▸ **Task goal**: Can you transcribe the data exactly? Leave the pictures out.

══ Given records

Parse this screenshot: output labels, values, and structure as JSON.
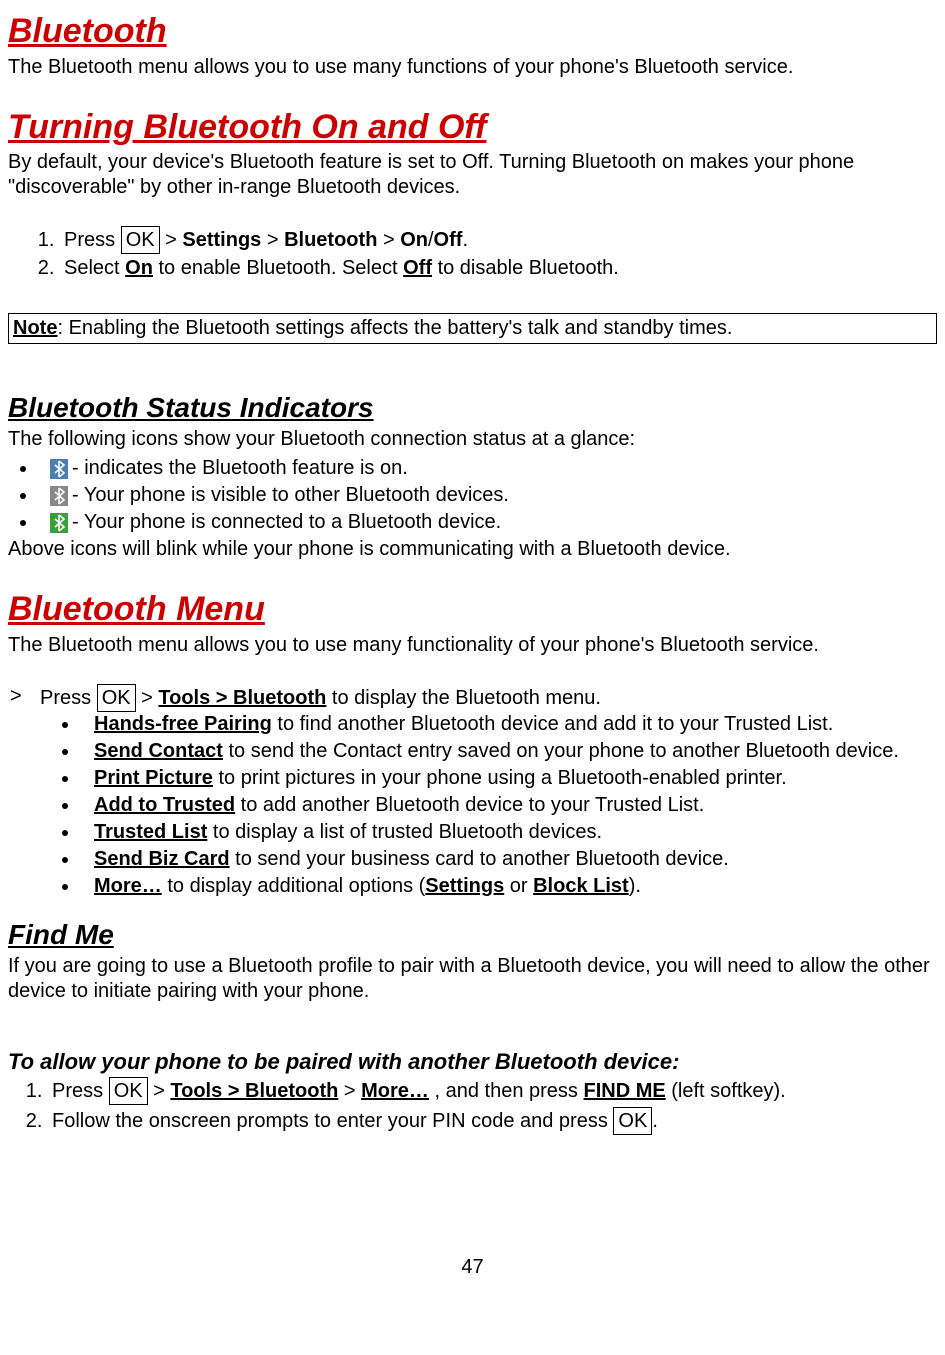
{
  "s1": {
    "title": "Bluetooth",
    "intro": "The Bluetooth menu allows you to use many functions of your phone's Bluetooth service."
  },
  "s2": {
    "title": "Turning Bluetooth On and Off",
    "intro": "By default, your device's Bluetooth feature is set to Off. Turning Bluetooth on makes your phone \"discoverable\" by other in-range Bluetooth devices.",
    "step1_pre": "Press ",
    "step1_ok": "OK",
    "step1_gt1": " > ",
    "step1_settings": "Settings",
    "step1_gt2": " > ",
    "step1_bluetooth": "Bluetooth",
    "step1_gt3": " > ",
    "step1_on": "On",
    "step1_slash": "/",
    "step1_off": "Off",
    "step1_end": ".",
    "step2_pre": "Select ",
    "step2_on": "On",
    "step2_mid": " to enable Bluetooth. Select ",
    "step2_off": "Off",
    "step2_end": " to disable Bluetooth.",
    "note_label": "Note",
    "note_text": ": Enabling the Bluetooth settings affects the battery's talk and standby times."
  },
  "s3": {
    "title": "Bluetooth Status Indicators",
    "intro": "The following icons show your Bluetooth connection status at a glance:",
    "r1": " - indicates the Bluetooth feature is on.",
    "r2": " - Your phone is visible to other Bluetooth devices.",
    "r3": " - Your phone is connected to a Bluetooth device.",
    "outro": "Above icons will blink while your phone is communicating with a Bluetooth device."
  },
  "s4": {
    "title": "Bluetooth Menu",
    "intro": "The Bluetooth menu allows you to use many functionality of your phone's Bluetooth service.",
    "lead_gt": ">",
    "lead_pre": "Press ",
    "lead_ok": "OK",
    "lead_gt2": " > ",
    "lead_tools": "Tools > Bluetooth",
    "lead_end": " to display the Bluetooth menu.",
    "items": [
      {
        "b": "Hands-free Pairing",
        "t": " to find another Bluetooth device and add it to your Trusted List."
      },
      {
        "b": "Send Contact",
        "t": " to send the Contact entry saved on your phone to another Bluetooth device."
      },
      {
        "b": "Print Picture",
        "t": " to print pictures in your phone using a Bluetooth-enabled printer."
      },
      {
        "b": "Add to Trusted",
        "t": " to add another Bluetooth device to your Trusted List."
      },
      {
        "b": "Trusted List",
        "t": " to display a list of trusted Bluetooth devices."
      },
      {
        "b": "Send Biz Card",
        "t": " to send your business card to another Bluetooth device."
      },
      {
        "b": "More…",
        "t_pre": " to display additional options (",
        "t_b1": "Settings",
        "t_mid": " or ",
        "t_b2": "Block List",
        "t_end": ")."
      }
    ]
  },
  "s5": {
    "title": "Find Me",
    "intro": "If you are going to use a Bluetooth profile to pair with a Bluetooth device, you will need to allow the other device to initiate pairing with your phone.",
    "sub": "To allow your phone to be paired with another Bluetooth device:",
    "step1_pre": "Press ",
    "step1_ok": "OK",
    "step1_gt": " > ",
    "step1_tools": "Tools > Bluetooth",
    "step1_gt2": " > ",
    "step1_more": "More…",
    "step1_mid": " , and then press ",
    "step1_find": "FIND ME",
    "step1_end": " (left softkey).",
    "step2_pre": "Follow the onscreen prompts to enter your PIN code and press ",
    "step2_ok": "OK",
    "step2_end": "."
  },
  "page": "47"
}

════

▸ **The solution**:
Parse this screenshot: output labels, values, and structure as JSON.
{
  "s1": {
    "title": "Bluetooth",
    "intro": "The Bluetooth menu allows you to use many functions of your phone's Bluetooth service."
  },
  "s2": {
    "title": "Turning Bluetooth On and Off",
    "intro": "By default, your device's Bluetooth feature is set to Off. Turning Bluetooth on makes your phone \"discoverable\" by other in-range Bluetooth devices.",
    "step1_pre": "Press ",
    "step1_ok": "OK",
    "step1_gt1": " > ",
    "step1_settings": "Settings",
    "step1_gt2": " > ",
    "step1_bluetooth": "Bluetooth",
    "step1_gt3": " > ",
    "step1_on": "On",
    "step1_slash": "/",
    "step1_off": "Off",
    "step1_end": ".",
    "step2_pre": "Select ",
    "step2_on": "On",
    "step2_mid": " to enable Bluetooth. Select ",
    "step2_off": "Off",
    "step2_end": " to disable Bluetooth.",
    "note_label": "Note",
    "note_text": ": Enabling the Bluetooth settings affects the battery's talk and standby times."
  },
  "s3": {
    "title": "Bluetooth Status Indicators",
    "intro": "The following icons show your Bluetooth connection status at a glance:",
    "r1": " - indicates the Bluetooth feature is on.",
    "r2": " - Your phone is visible to other Bluetooth devices.",
    "r3": " - Your phone is connected to a Bluetooth device.",
    "outro": "Above icons will blink while your phone is communicating with a Bluetooth device."
  },
  "s4": {
    "title": "Bluetooth Menu",
    "intro": "The Bluetooth menu allows you to use many functionality of your phone's Bluetooth service.",
    "lead_gt": ">",
    "lead_pre": "Press ",
    "lead_ok": "OK",
    "lead_gt2": " > ",
    "lead_tools": "Tools > Bluetooth",
    "lead_end": " to display the Bluetooth menu.",
    "items": [
      {
        "b": "Hands-free Pairing",
        "t": " to find another Bluetooth device and add it to your Trusted List."
      },
      {
        "b": "Send Contact",
        "t": " to send the Contact entry saved on your phone to another Bluetooth device."
      },
      {
        "b": "Print Picture",
        "t": " to print pictures in your phone using a Bluetooth-enabled printer."
      },
      {
        "b": "Add to Trusted",
        "t": " to add another Bluetooth device to your Trusted List."
      },
      {
        "b": "Trusted List",
        "t": " to display a list of trusted Bluetooth devices."
      },
      {
        "b": "Send Biz Card",
        "t": " to send your business card to another Bluetooth device."
      },
      {
        "b": "More…",
        "t_pre": " to display additional options (",
        "t_b1": "Settings",
        "t_mid": " or ",
        "t_b2": "Block List",
        "t_end": ")."
      }
    ]
  },
  "s5": {
    "title": "Find Me",
    "intro": "If you are going to use a Bluetooth profile to pair with a Bluetooth device, you will need to allow the other device to initiate pairing with your phone.",
    "sub": "To allow your phone to be paired with another Bluetooth device:",
    "step1_pre": "Press ",
    "step1_ok": "OK",
    "step1_gt": " > ",
    "step1_tools": "Tools > Bluetooth",
    "step1_gt2": " > ",
    "step1_more": "More…",
    "step1_mid": " , and then press ",
    "step1_find": "FIND ME",
    "step1_end": " (left softkey).",
    "step2_pre": "Follow the onscreen prompts to enter your PIN code and press ",
    "step2_ok": "OK",
    "step2_end": "."
  },
  "page": "47"
}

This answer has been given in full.